Goal
Leave out the pictures; transcribe all else exactly.

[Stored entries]
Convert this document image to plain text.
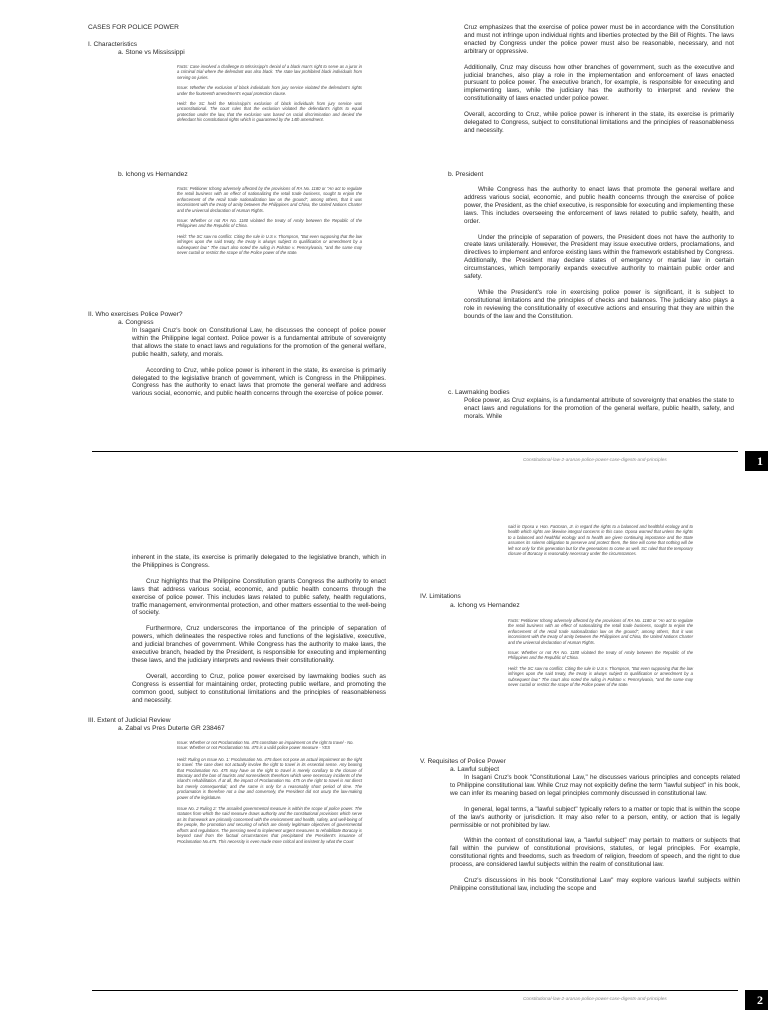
CASES FOR POLICE POWER
I. Characteristics
a. Stone vs Mississippi

Facts: Case involved a challenge to Mississippi's denial of a black man's right to serve as a juror in a criminal trial where the defendant was also black. The state law prohibited black individuals from serving on juries.

Issue: Whether the exclusion of black individuals from jury service violated the defendant's rights under the fourteenth amendment's equal protection clause.

Held: the SC held the Mississippi's exclusion of black individuals from jury service was unconstitutional. The court rules that the exclusion violated the defendant's rights to equal protection under the law, that the exclusion was based on racial discrimination and denied the defendant his constitutional rights which is guaranteed by the 14th amendment.

b. Ichong vs Hernandez

Facts: Petitioner Ichong adversely affected by the provisions of RA No. 1180 or "An act to regulate the retail business with an effect of nationalizing the retail trade business, sought to enjoin the enforcement of the retail trade nationalization law on the ground", among others, that it was inconsistent with the treaty of amity between the Philippines and China, the United Nations Charter and the universal declaration of Human Rights.

Issue: Whether or not RA No. 1180 violated the treaty of Amity between the Republic of the Philippines and the Republic of China.

Held: The SC saw no conflict. Citing the rule in U.S v. Thompson, "But even supposing that the law infringes upon the said treaty, the treaty is always subject to qualification or amendment by a subsequent law." The court also noted the ruling in Palston v. Pennsylvania, "and the same may never curtail or restrict the scope of the Police power of the state.

II. Who exercises Police Power?
a. Congress

In Isagani Cruz's book on Constitutional Law, he discusses the concept of police power within the Philippine legal context. Police power is a fundamental attribute of sovereignty that allows the state to enact laws and regulations for the promotion of the general welfare, public health, safety, and morals.

According to Cruz, while police power is inherent in the state, its exercise is primarily delegated to the legislative branch of government, which is Congress in the Philippines. Congress has the authority to enact laws that promote the general welfare and address various social, economic, and public health concerns through the exercise of police power.

Cruz emphasizes that the exercise of police power must be in accordance with the Constitution and must not infringe upon individual rights and liberties protected by the Bill of Rights. The laws enacted by Congress under the police power must also be reasonable, necessary, and not arbitrary or oppressive.

Additionally, Cruz may discuss how other branches of government, such as the executive and judicial branches, also play a role in the implementation and enforcement of laws enacted pursuant to police power. The executive branch, for example, is responsible for executing and implementing laws, while the judiciary has the authority to interpret and review the constitutionality of laws enacted under police power.

Overall, according to Cruz, while police power is inherent in the state, its exercise is primarily delegated to Congress, subject to constitutional limitations and the principles of reasonableness and necessity.

b. President

While Congress has the authority to enact laws that promote the general welfare and address various social, economic, and public health concerns through the exercise of police power, the President, as the chief executive, is responsible for executing and implementing these laws. This includes overseeing the enforcement of laws related to public safety, health, and order.

Under the principle of separation of powers, the President does not have the authority to create laws unilaterally. However, the President may issue executive orders, proclamations, and directives to implement and enforce existing laws within the framework established by Congress. Additionally, the President may declare states of emergency or martial law in certain circumstances, which temporarily expands executive authority to maintain public order and safety.

While the President's role in exercising police power is significant, it is subject to constitutional limitations and the principles of checks and balances. The judiciary also plays a role in reviewing the constitutionality of executive actions and ensuring that they are within the bounds of the law and the Constitution.

c. Lawmaking bodies

Police power, as Cruz explains, is a fundamental attribute of sovereignty that enables the state to enact laws and regulations for the promotion of the general welfare, public health, safety, and morals. While

Constitutional-law-2-aranas-police-power-case-digests-and-principles	1

inherent in the state, its exercise is primarily delegated to the legislative branch, which in the Philippines is Congress.

Cruz highlights that the Philippine Constitution grants Congress the authority to enact laws that address various social, economic, and public health concerns through the exercise of police power. This includes laws related to public safety, health regulations, traffic management, environmental protection, and other matters essential to the well-being of society.

Furthermore, Cruz underscores the importance of the principle of separation of powers, which delineates the respective roles and functions of the legislative, executive, and judicial branches of government. While Congress has the authority to make laws, the executive branch, headed by the President, is responsible for executing and implementing these laws, and the judiciary interprets and reviews their constitutionality.

Overall, according to Cruz, police power exercised by lawmaking bodies such as Congress is essential for maintaining order, protecting public welfare, and promoting the common good, subject to constitutional limitations and the principles of reasonableness and necessity.

III. Extent of Judicial Review
a. Zabal vs Pres Duterte GR 238467

Issue: Whether or not Proclamation No. 475 constitute an impairment on the right to travel - No.

Issue: Whether or not Proclamation No. 475 is a valid police power measure - YES

Held: Ruling on Issue No. 1: Proclamation No. 475 does not pose an actual impairment on the right to travel. The case does not actually involve the right to travel in its essential sense. Any bearing that Proclamation No. 475 may have on the right to travel is merely corollary to the closure of Boracay and the ban of tourists and nonresidents therefrom which were necessary incidents of the island's rehabilitation. If at all, the impact of Proclamation No. 475 on the right to travel is not direct but merely consequential; and the same is only for a reasonably short period of time. The proclamation is therefore not a law and conversely, the President did not usurp the law-making power of the legislature.

Issue No. 2 Ruling 2: The assailed governmental measure is within the scope of police power. The statutes from which the said measure draws authority and the constitutional provisions which serve as its framework are primarily concerned with the environment and health, safety, and well-being of the people, the promotion and securing of which are clearly legitimate objectives of governmental efforts and regulations. The pressing need to implement urgent measures to rehabilitate Boracay is beyond cavil from the factual circumstances that precipitated the President's issuance of Proclamation No.475. This necessity is even made more critical and insistent by what the Court

said in Oposa v. Hon. Factoran, Jr. in regard the rights to a balanced and healthful ecology and to health which rights are likewise integral concerns in this case. Oposa warned that unless the rights to a balanced and healthful ecology and to health are given continuing importance and the State assumes its solemn obligation to preserve and protect them, the time will come that nothing will be left not only for this generation but for the generations to come as well. SC ruled that the temporary closure of Boracay is reasonably necessary under the circumstances.

IV. Limitations
a. Ichong vs Hernandez

Facts: Petitioner Ichong adversely affected by the provisions of RA No. 1180 or "An act to regulate the retail business with an effect of nationalizing the retail trade business, sought to enjoin the enforcement of the retail trade nationalization law on the ground", among others, that it was inconsistent with the treaty of amity between the Philippines and China, the United Nations Charter and the universal declaration of Human Rights.

Issue: Whether or not RA No. 1180 violated the treaty of Amity between the Republic of the Philippines and the Republic of China.

Held: The SC saw no conflict. Citing the rule in U.S v. Thompson, "But even supposing that the law infringes upon the said treaty, the treaty is always subject to qualification or amendment by a subsequent law." The court also noted the ruling in Palston v. Pennsylvania, "and the same may never curtail or restrict the scope of the Police power of the state.

V. Requisites of Police Power
a. Lawful subject

In Isagani Cruz's book "Constitutional Law," he discusses various principles and concepts related to Philippine constitutional law. While Cruz may not explicitly define the term "lawful subject" in his book, we can infer its meaning based on legal principles commonly discussed in constitutional law.

In general, legal terms, a "lawful subject" typically refers to a matter or topic that is within the scope of the law's authority or jurisdiction. It may also refer to a person, entity, or action that is legally permissible or not prohibited by law.

Within the context of constitutional law, a "lawful subject" may pertain to matters or subjects that fall within the purview of constitutional provisions, statutes, or legal principles. For example, constitutional rights and freedoms, such as freedom of religion, freedom of speech, and the right to due process, are considered lawful subjects within the realm of constitutional law.

Cruz's discussions in his book "Constitutional Law" may explore various lawful subjects within Philippine constitutional law, including the scope and

Constitutional-law-2-aranas-police-power-case-digests-and-principles	2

Answer to this problem
Convert this document image to plain text.
CASES FOR POLICE POWER
I. Characteristics
a. Stone vs Mississippi

Facts: Case involved a challenge to Mississippi's denial of a black man's right to serve as a juror in a criminal trial where the defendant was also black. The state law prohibited black individuals from serving on juries.

Issue: Whether the exclusion of black individuals from jury service violated the defendant's rights under the fourteenth amendment's equal protection clause.

Held: the SC held the Mississippi's exclusion of black individuals from jury service was unconstitutional. The court rules that the exclusion violated the defendant's rights to equal protection under the law, that the exclusion was based on racial discrimination and denied the defendant his constitutional rights which is guaranteed by the 14th amendment.

b. Ichong vs Hernandez

Facts: Petitioner Ichong adversely affected by the provisions of RA No. 1180 or "An act to regulate the retail business with an effect of nationalizing the retail trade business, sought to enjoin the enforcement of the retail trade nationalization law on the ground", among others, that it was inconsistent with the treaty of amity between the Philippines and China, the United Nations Charter and the universal declaration of Human Rights.

Issue: Whether or not RA No. 1180 violated the treaty of Amity between the Republic of the Philippines and the Republic of China.

Held: The SC saw no conflict. Citing the rule in U.S v. Thompson, "But even supposing that the law infringes upon the said treaty, the treaty is always subject to qualification or amendment by a subsequent law." The court also noted the ruling in Palston v. Pennsylvania, "and the same may never curtail or restrict the scope of the Police power of the state.

II. Who exercises Police Power?
a. Congress

In Isagani Cruz's book on Constitutional Law, he discusses the concept of police power within the Philippine legal context. Police power is a fundamental attribute of sovereignty that allows the state to enact laws and regulations for the promotion of the general welfare, public health, safety, and morals.

According to Cruz, while police power is inherent in the state, its exercise is primarily delegated to the legislative branch of government, which is Congress in the Philippines. Congress has the authority to enact laws that promote the general welfare and address various social, economic, and public health concerns through the exercise of police power.

Cruz emphasizes that the exercise of police power must be in accordance with the Constitution and must not infringe upon individual rights and liberties protected by the Bill of Rights. The laws enacted by Congress under the police power must also be reasonable, necessary, and not arbitrary or oppressive.

Additionally, Cruz may discuss how other branches of government, such as the executive and judicial branches, also play a role in the implementation and enforcement of laws enacted pursuant to police power. The executive branch, for example, is responsible for executing and implementing laws, while the judiciary has the authority to interpret and review the constitutionality of laws enacted under police power.

Overall, according to Cruz, while police power is inherent in the state, its exercise is primarily delegated to Congress, subject to constitutional limitations and the principles of reasonableness and necessity.

b. President

While Congress has the authority to enact laws that promote the general welfare and address various social, economic, and public health concerns through the exercise of police power, the President, as the chief executive, is responsible for executing and implementing these laws. This includes overseeing the enforcement of laws related to public safety, health, and order.

Under the principle of separation of powers, the President does not have the authority to create laws unilaterally. However, the President may issue executive orders, proclamations, and directives to implement and enforce existing laws within the framework established by Congress. Additionally, the President may declare states of emergency or martial law in certain circumstances, which temporarily expands executive authority to maintain public order and safety.

While the President's role in exercising police power is significant, it is subject to constitutional limitations and the principles of checks and balances. The judiciary also plays a role in reviewing the constitutionality of executive actions and ensuring that they are within the bounds of the law and the Constitution.

c. Lawmaking bodies

Police power, as Cruz explains, is a fundamental attribute of sovereignty that enables the state to enact laws and regulations for the promotion of the general welfare, public health, safety, and morals. While

Constitutional-law-2-aranas-police-power-case-digests-and-principles	1

inherent in the state, its exercise is primarily delegated to the legislative branch, which in the Philippines is Congress.

Cruz highlights that the Philippine Constitution grants Congress the authority to enact laws that address various social, economic, and public health concerns through the exercise of police power. This includes laws related to public safety, health regulations, traffic management, environmental protection, and other matters essential to the well-being of society.

Furthermore, Cruz underscores the importance of the principle of separation of powers, which delineates the respective roles and functions of the legislative, executive, and judicial branches of government. While Congress has the authority to make laws, the executive branch, headed by the President, is responsible for executing and implementing these laws, and the judiciary interprets and reviews their constitutionality.

Overall, according to Cruz, police power exercised by lawmaking bodies such as Congress is essential for maintaining order, protecting public welfare, and promoting the common good, subject to constitutional limitations and the principles of reasonableness and necessity.

III. Extent of Judicial Review
a. Zabal vs Pres Duterte GR 238467

Issue: Whether or not Proclamation No. 475 constitute an impairment on the right to travel - No.

Issue: Whether or not Proclamation No. 475 is a valid police power measure - YES

Held: Ruling on Issue No. 1: Proclamation No. 475 does not pose an actual impairment on the right to travel. The case does not actually involve the right to travel in its essential sense. Any bearing that Proclamation No. 475 may have on the right to travel is merely corollary to the closure of Boracay and the ban of tourists and nonresidents therefrom which were necessary incidents of the island's rehabilitation. If at all, the impact of Proclamation No. 475 on the right to travel is not direct but merely consequential; and the same is only for a reasonably short period of time. The proclamation is therefore not a law and conversely, the President did not usurp the law-making power of the legislature.

Issue No. 2 Ruling 2: The assailed governmental measure is within the scope of police power. The statutes from which the said measure draws authority and the constitutional provisions which serve as its framework are primarily concerned with the environment and health, safety, and well-being of the people, the promotion and securing of which are clearly legitimate objectives of governmental efforts and regulations. The pressing need to implement urgent measures to rehabilitate Boracay is beyond cavil from the factual circumstances that precipitated the President's issuance of Proclamation No.475. This necessity is even made more critical and insistent by what the Court

said in Oposa v. Hon. Factoran, Jr. in regard the rights to a balanced and healthful ecology and to health which rights are likewise integral concerns in this case. Oposa warned that unless the rights to a balanced and healthful ecology and to health are given continuing importance and the State assumes its solemn obligation to preserve and protect them, the time will come that nothing will be left not only for this generation but for the generations to come as well. SC ruled that the temporary closure of Boracay is reasonably necessary under the circumstances.

IV. Limitations
a. Ichong vs Hernandez

Facts: Petitioner Ichong adversely affected by the provisions of RA No. 1180 or "An act to regulate the retail business with an effect of nationalizing the retail trade business, sought to enjoin the enforcement of the retail trade nationalization law on the ground", among others, that it was inconsistent with the treaty of amity between the Philippines and China, the United Nations Charter and the universal declaration of Human Rights.

Issue: Whether or not RA No. 1180 violated the treaty of Amity between the Republic of the Philippines and the Republic of China.

Held: The SC saw no conflict. Citing the rule in U.S v. Thompson, "But even supposing that the law infringes upon the said treaty, the treaty is always subject to qualification or amendment by a subsequent law." The court also noted the ruling in Palston v. Pennsylvania, "and the same may never curtail or restrict the scope of the Police power of the state.

V. Requisites of Police Power
a. Lawful subject

In Isagani Cruz's book "Constitutional Law," he discusses various principles and concepts related to Philippine constitutional law. While Cruz may not explicitly define the term "lawful subject" in his book, we can infer its meaning based on legal principles commonly discussed in constitutional law.

In general, legal terms, a "lawful subject" typically refers to a matter or topic that is within the scope of the law's authority or jurisdiction. It may also refer to a person, entity, or action that is legally permissible or not prohibited by law.

Within the context of constitutional law, a "lawful subject" may pertain to matters or subjects that fall within the purview of constitutional provisions, statutes, or legal principles. For example, constitutional rights and freedoms, such as freedom of religion, freedom of speech, and the right to due process, are considered lawful subjects within the realm of constitutional law.

Cruz's discussions in his book "Constitutional Law" may explore various lawful subjects within Philippine constitutional law, including the scope and

Constitutional-law-2-aranas-police-power-case-digests-and-principles	2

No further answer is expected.